Quote all of the data that follows exactly as written, skipping the images.

# Records
▼

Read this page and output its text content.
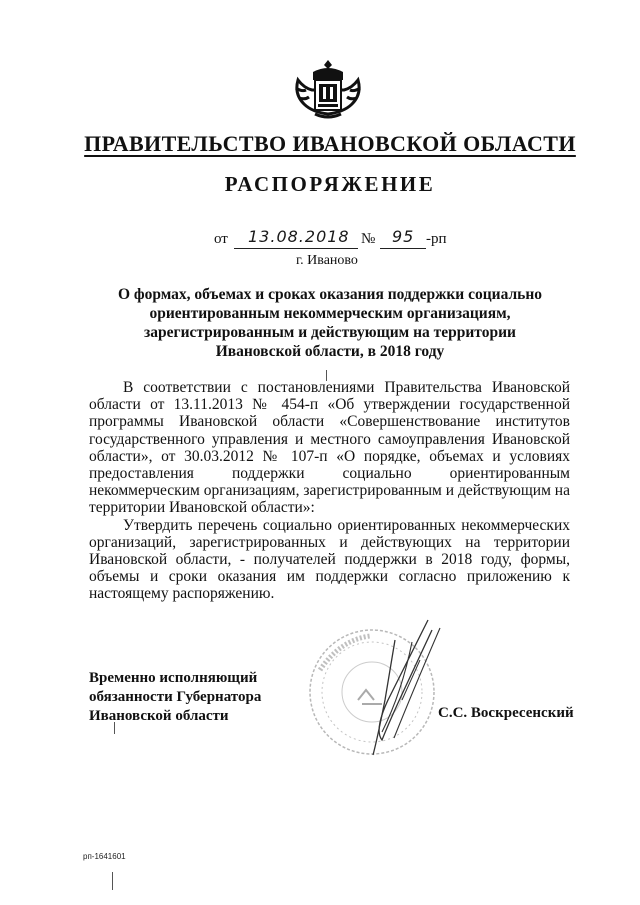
ПРАВИТЕЛЬСТВО ИВАНОВСКОЙ ОБЛАСТИ
РАСПОРЯЖЕНИЕ
от 13.08.2018 № 95 -рп
г. Иваново
О формах, объемах и сроках оказания поддержки социально
ориентированным некоммерческим организациям,
зарегистрированным и действующим на территории
Ивановской области, в 2018 году

В соответствии с постановлениями Правительства Ивановской области от 13.11.2013 № 454-п «Об утверждении государственной программы Ивановской области «Совершенствование институтов государственного управления и местного самоуправления Ивановской области», от 30.03.2012 № 107-п «О порядке, объемах и условиях предоставления поддержки социально ориентированным некоммерческим организациям, зарегистрированным и действующим на территории Ивановской области»:

Утвердить перечень социально ориентированных некоммерческих организаций, зарегистрированных и действующих на территории Ивановской области, - получателей поддержки в 2018 году, формы, объемы и сроки оказания им поддержки согласно приложению к настоящему распоряжению.

Временно исполняющий
обязанности Губернатора
Ивановской области	С.С. Воскресенский
рп-1641601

▲

# OUTPUT FOR THIS TASK
Read this page and output its text content.
ПРАВИТЕЛЬСТВО ИВАНОВСКОЙ ОБЛАСТИ
РАСПОРЯЖЕНИЕ
от 13.08.2018 № 95 -рп
г. Иваново
О формах, объемах и сроках оказания поддержки социально
ориентированным некоммерческим организациям,
зарегистрированным и действующим на территории
Ивановской области, в 2018 году

В соответствии с постановлениями Правительства Ивановской области от 13.11.2013 № 454-п «Об утверждении государственной программы Ивановской области «Совершенствование институтов государственного управления и местного самоуправления Ивановской области», от 30.03.2012 № 107-п «О порядке, объемах и условиях предоставления поддержки социально ориентированным некоммерческим организациям, зарегистрированным и действующим на территории Ивановской области»:

Утвердить перечень социально ориентированных некоммерческих организаций, зарегистрированных и действующих на территории Ивановской области, - получателей поддержки в 2018 году, формы, объемы и сроки оказания им поддержки согласно приложению к настоящему распоряжению.

Временно исполняющий
обязанности Губернатора
Ивановской области	С.С. Воскресенский
рп-1641601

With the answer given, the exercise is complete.